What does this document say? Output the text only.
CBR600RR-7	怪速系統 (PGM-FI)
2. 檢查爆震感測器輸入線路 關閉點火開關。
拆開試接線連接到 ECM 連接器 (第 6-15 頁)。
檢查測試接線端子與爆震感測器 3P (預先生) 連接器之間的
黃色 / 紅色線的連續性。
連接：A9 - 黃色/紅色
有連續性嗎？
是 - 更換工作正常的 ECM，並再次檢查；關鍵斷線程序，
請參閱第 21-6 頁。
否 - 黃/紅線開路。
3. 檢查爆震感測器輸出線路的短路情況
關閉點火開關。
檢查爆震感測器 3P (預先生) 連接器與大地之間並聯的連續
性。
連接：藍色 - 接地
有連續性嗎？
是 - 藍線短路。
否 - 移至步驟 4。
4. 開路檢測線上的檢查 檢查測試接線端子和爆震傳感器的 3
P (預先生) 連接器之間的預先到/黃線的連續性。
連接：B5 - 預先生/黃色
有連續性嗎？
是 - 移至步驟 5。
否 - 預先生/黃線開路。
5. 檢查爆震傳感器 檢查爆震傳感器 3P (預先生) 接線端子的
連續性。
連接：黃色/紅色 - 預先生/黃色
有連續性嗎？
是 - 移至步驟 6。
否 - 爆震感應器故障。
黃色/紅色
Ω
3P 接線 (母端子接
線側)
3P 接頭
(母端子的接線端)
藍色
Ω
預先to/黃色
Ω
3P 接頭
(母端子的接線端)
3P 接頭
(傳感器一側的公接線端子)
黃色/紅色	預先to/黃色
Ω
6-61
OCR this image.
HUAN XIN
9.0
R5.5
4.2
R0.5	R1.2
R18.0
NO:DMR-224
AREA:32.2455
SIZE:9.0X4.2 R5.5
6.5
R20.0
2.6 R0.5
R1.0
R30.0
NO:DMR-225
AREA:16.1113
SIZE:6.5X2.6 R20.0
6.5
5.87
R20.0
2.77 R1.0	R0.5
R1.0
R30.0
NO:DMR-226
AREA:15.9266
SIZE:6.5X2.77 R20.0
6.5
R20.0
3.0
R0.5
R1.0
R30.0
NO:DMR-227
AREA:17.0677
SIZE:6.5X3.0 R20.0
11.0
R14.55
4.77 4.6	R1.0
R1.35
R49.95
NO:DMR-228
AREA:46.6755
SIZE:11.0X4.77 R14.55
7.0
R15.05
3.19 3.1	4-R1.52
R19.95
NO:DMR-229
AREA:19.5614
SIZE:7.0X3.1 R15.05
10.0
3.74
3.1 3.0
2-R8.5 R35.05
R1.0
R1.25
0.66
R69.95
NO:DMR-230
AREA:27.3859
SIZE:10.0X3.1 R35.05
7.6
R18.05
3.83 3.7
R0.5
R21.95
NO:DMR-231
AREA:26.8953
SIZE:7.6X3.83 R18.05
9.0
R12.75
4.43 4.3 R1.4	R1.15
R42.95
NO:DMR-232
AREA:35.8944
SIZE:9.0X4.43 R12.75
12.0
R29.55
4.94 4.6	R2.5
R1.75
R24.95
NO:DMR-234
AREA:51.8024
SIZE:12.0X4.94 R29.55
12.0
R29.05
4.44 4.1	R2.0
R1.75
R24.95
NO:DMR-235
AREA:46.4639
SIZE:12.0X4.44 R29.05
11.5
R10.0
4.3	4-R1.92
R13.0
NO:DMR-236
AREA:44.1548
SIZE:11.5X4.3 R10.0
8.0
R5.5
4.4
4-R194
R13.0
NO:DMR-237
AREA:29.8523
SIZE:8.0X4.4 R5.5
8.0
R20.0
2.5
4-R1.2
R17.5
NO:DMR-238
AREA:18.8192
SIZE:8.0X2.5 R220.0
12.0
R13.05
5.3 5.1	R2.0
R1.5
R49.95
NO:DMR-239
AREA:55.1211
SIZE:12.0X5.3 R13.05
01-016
========================
(Goal of the exercise) Reproduce the material exactly, with every line intact.

(Task result)
What does this document say? Output the text only.
CBR600RR-7	怪速系統 (PGM-FI)
2. 檢查爆震感測器輸入線路 關閉點火開關。
拆開試接線連接到 ECM 連接器 (第 6-15 頁)。
檢查測試接線端子與爆震感測器 3P (預先生) 連接器之間的
黃色 / 紅色線的連續性。
連接：A9 - 黃色/紅色
有連續性嗎？
是 - 更換工作正常的 ECM，並再次檢查；關鍵斷線程序，
請參閱第 21-6 頁。
否 - 黃/紅線開路。
3. 檢查爆震感測器輸出線路的短路情況
關閉點火開關。
檢查爆震感測器 3P (預先生) 連接器與大地之間並聯的連續
性。
連接：藍色 - 接地
有連續性嗎？
是 - 藍線短路。
否 - 移至步驟 4。
4. 開路檢測線上的檢查 檢查測試接線端子和爆震傳感器的 3
P (預先生) 連接器之間的預先到/黃線的連續性。
連接：B5 - 預先生/黃色
有連續性嗎？
是 - 移至步驟 5。
否 - 預先生/黃線開路。
5. 檢查爆震傳感器 檢查爆震傳感器 3P (預先生) 接線端子的
連續性。
連接：黃色/紅色 - 預先生/黃色
有連續性嗎？
是 - 移至步驟 6。
否 - 爆震感應器故障。
黃色/紅色
Ω
3P 接線 (母端子接
線側)
3P 接頭
(母端子的接線端)
藍色
Ω
預先to/黃色
Ω
3P 接頭
(母端子的接線端)
3P 接頭
(傳感器一側的公接線端子)
黃色/紅色	預先to/黃色
Ω
6-61
OCR this image.
HUAN XIN
9.0
R5.5
4.2
R0.5	R1.2
R18.0
NO:DMR-224
AREA:32.2455
SIZE:9.0X4.2 R5.5
6.5
R20.0
2.6 R0.5
R1.0
R30.0
NO:DMR-225
AREA:16.1113
SIZE:6.5X2.6 R20.0
6.5
5.87
R20.0
2.77 R1.0	R0.5
R1.0
R30.0
NO:DMR-226
AREA:15.9266
SIZE:6.5X2.77 R20.0
6.5
R20.0
3.0
R0.5
R1.0
R30.0
NO:DMR-227
AREA:17.0677
SIZE:6.5X3.0 R20.0
11.0
R14.55
4.77 4.6	R1.0
R1.35
R49.95
NO:DMR-228
AREA:46.6755
SIZE:11.0X4.77 R14.55
7.0
R15.05
3.19 3.1	4-R1.52
R19.95
NO:DMR-229
AREA:19.5614
SIZE:7.0X3.1 R15.05
10.0
3.74
3.1 3.0
2-R8.5 R35.05
R1.0
R1.25
0.66
R69.95
NO:DMR-230
AREA:27.3859
SIZE:10.0X3.1 R35.05
7.6
R18.05
3.83 3.7
R0.5
R21.95
NO:DMR-231
AREA:26.8953
SIZE:7.6X3.83 R18.05
9.0
R12.75
4.43 4.3 R1.4	R1.15
R42.95
NO:DMR-232
AREA:35.8944
SIZE:9.0X4.43 R12.75
12.0
R29.55
4.94 4.6	R2.5
R1.75
R24.95
NO:DMR-234
AREA:51.8024
SIZE:12.0X4.94 R29.55
12.0
R29.05
4.44 4.1	R2.0
R1.75
R24.95
NO:DMR-235
AREA:46.4639
SIZE:12.0X4.44 R29.05
11.5
R10.0
4.3	4-R1.92
R13.0
NO:DMR-236
AREA:44.1548
SIZE:11.5X4.3 R10.0
8.0
R5.5
4.4
4-R194
R13.0
NO:DMR-237
AREA:29.8523
SIZE:8.0X4.4 R5.5
8.0
R20.0
2.5
4-R1.2
R17.5
NO:DMR-238
AREA:18.8192
SIZE:8.0X2.5 R220.0
12.0
R13.05
5.3 5.1	R2.0
R1.5
R49.95
NO:DMR-239
AREA:55.1211
SIZE:12.0X5.3 R13.05
01-016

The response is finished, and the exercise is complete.